### Stated goal 1:
In two sentences, summarize the inequality derivation that appears below.
### Stated goal 2:
From the inequality derivation below, write out the stretch from "By the claim, it" through "submodularity and monotonicity." without changing a character.
### Stated goal 3:
Continue the inequality derivation below, starting right after its final sentence.

### Quoted passage:
# # # #

By the claim, it follows that
\begin{align*}
    \vect{F}(\vect{x}+\epsilon\vect{1}_B)-\vect{F}(\vect{x})
    &\geq\epsilon\sum_{i=1}^\kappa (1-\epsilon)G(\vect{x}+\epsilon\vect{1}_{B_{i-1}},o_i)-\epsilon^2R\\
    &=\epsilon(1-\epsilon)\sum_{i=1}^\kappa \mE \Delta f(S(\vect{x}+\epsilon\vect{1}_{B_{i-1}}),o_i)\\
    &\qquad-\epsilon^2R\\
    &\geq\epsilon(1-\epsilon)\sum_{i=1}^\kappa \mE \Delta f(S(\vect{x}+\epsilon\vect{1}_{B}),o_i)\\
    &\qquad-\epsilon^2R\\
    &\geq\epsilon(1-\epsilon)\{f(OPT)-\vect{F}(\vect{x}+\epsilon\vect{1}_B)\}\\
    &\qquad-\epsilon^2R.
\end{align*}
Here the second and third inequality are due to submodularity and monotonicity.

# # # #

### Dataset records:
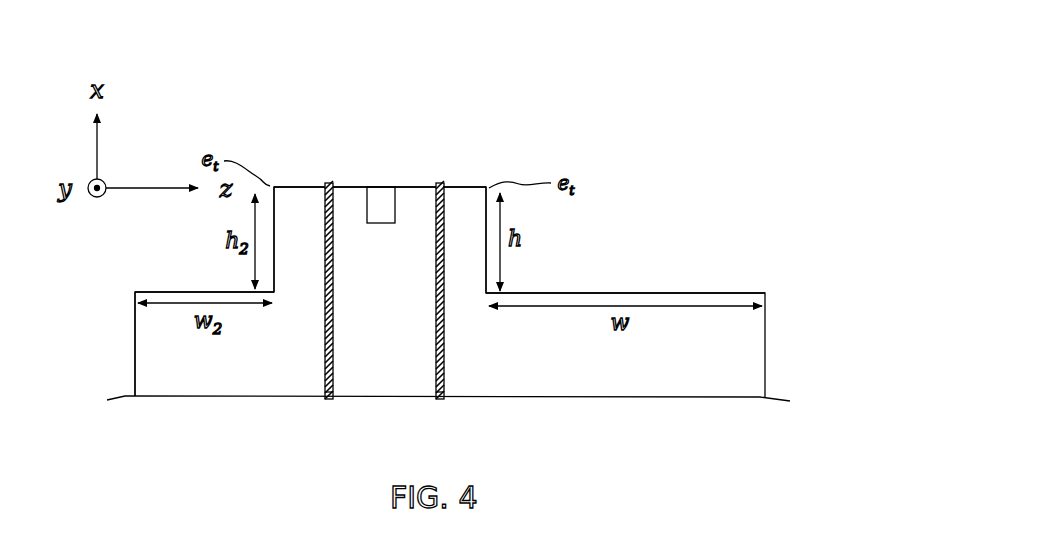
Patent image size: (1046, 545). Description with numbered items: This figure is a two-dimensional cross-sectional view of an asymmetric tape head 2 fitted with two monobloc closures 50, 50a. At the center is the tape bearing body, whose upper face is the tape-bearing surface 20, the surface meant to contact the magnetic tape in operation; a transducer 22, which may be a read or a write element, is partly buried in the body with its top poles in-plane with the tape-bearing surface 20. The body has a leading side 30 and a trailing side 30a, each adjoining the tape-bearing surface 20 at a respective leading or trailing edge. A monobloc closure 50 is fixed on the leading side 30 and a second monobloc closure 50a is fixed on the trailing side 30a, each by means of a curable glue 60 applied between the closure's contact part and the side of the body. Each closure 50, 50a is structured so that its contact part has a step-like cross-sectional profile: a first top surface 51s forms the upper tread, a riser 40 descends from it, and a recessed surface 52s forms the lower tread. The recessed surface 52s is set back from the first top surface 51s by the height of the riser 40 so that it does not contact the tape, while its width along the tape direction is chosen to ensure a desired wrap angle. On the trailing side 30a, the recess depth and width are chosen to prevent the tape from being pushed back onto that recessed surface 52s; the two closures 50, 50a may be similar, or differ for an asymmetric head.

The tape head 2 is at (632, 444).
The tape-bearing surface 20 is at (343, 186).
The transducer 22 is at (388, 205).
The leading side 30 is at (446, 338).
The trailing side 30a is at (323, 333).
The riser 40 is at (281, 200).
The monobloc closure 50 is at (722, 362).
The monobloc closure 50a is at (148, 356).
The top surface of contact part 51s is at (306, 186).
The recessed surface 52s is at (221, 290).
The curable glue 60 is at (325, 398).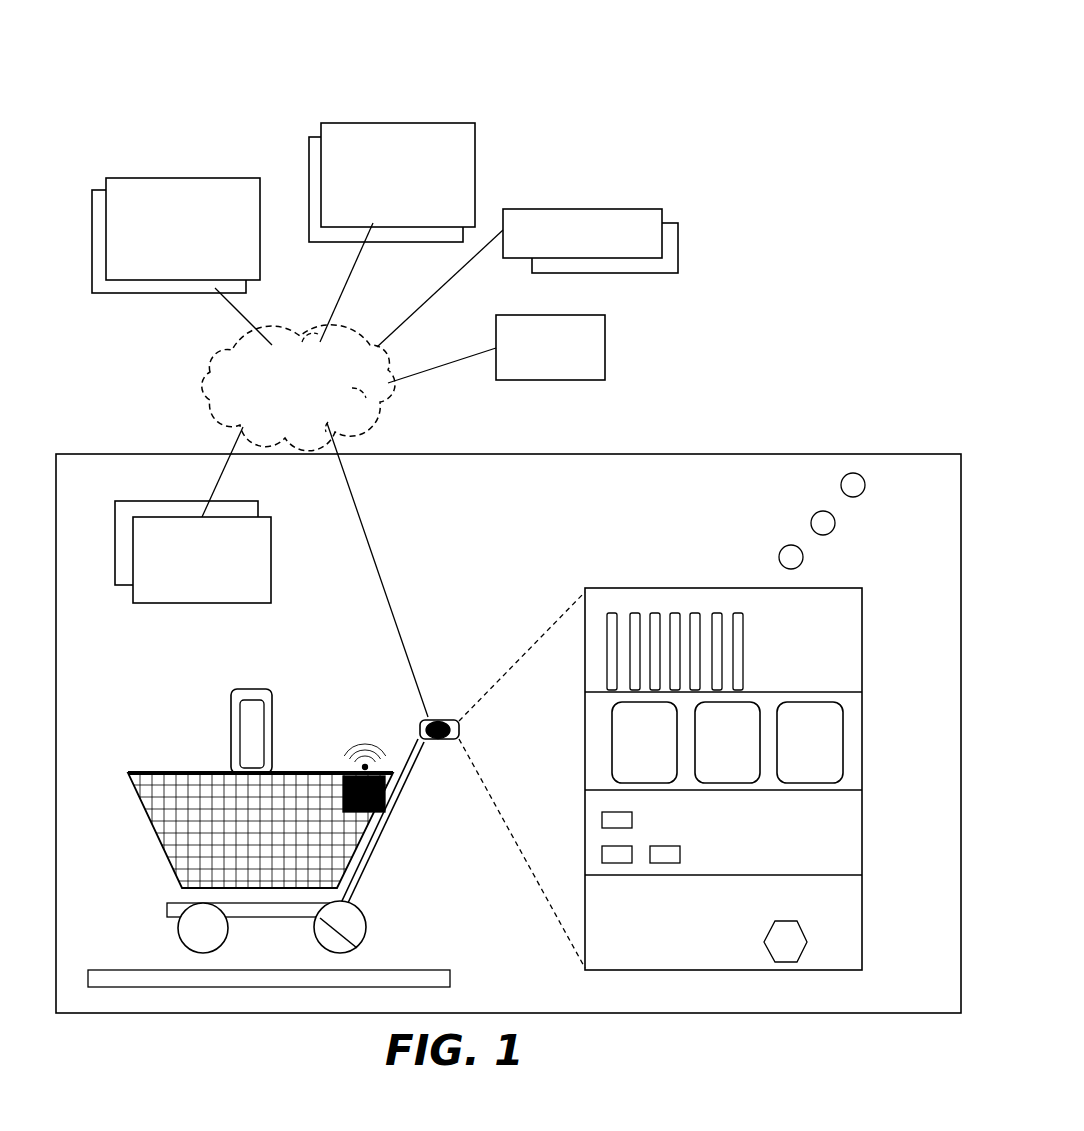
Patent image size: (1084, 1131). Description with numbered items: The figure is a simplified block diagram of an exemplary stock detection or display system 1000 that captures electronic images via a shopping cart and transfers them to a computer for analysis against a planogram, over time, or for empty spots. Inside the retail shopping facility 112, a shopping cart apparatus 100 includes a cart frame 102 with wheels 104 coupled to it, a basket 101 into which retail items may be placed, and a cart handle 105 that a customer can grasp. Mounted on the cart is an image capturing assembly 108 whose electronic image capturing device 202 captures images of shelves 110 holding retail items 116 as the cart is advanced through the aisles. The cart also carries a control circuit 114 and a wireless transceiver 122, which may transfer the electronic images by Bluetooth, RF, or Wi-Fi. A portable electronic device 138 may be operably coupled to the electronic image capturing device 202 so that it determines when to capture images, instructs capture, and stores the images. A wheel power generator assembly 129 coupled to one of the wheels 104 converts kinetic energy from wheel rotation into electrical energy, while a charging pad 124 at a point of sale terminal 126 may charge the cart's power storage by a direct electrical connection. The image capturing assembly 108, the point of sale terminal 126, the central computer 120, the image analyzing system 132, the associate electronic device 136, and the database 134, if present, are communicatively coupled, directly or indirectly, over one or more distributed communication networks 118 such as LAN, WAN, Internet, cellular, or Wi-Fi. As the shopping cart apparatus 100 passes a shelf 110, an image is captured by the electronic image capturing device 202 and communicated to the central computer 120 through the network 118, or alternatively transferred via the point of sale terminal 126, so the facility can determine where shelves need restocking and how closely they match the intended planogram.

# # # #

### Result 1:
Starting from the claim, the derivation shows that F(x+ε1_B) − F(x) is at least ε(1−ε){f(OPT) − F(x+ε1_B)} − ε²R. The second and third inequalities in that chain follow from submodularity and monotonicity.

### Result 2:
By the claim, it follows that
\begin{align*}
    \vect{F}(\vect{x}+\epsilon\vect{1}_B)-\vect{F}(\vect{x})
    &\geq\epsilon\sum_{i=1}^\kappa (1-\epsilon)G(\vect{x}+\epsilon\vect{1}_{B_{i-1}},o_i)-\epsilon^2R\\
    &=\epsilon(1-\epsilon)\sum_{i=1}^\kappa \mE \Delta f(S(\vect{x}+\epsilon\vect{1}_{B_{i-1}}),o_i)\\
    &\qquad-\epsilon^2R\\
    &\geq\epsilon(1-\epsilon)\sum_{i=1}^\kappa \mE \Delta f(S(\vect{x}+\epsilon\vect{1}_{B}),o_i)\\
    &\qquad-\epsilon^2R\\
    &\geq\epsilon(1-\epsilon)\{f(OPT)-\vect{F}(\vect{x}+\epsilon\vect{1}_B)\}\\
    &\qquad-\epsilon^2R.
\end{align*}
Here the second and third inequality are due to submodularity and monotonicity.

### Result 3:
 \end{proof}
 
% \begin{lemma}
% \label{lem:iterative_continuous}
%  Conditioned on the two events defined in Lemma \ref{lem:clean_event_continuous}, we have that during each implementation of \contisublong, we have that
%  \begin{align*}
     
%  \end{align*}
% \end{lemma}

\section{Technical Lemmas}

\begin{lemma}[Hoeffding's Inequality]
    \label{hoeffding}
    Let $X_1,...,X_N$ be independent random variables such that $X_i$ is $R$-sub-Gaussian and $\mathbb{E}[X_i]=\mu$ for all $i$. Let $\overline{X}=\frac{1}{N}\sum_{i=1}^NX_i$. Then for any $t>0$,
    \begin{align*}
        P(|\overline{X}-\mu|\geq t)\leq 2\exp\{-\frac{Nt^2}{2R^2}\}.
    \end{align*}
\end{lemma}
\begin{lemma}[Relative $+$ Additive Chernoff Bound (Lemma 2.3 in \cite{badanidiyuru2014fast})]
\label{lem:chernoff}
    Let $X_1,...,X_N$ be independent random variables such that for each $i$, $X_i\in[0,R]$ and $\mathbb{E}[X_i]=\mu$ for all $i$. Let $\widehat{X}_N=\frac{1}{N}\sum_{i=1}^NX_i$. Then 
    \begin{align*}
        P(|\widehat{X}_N-\mu|> \alpha\mu+\epsilon)\leq 2\exp\{-\frac{N\alpha\epsilon}{3R}\}.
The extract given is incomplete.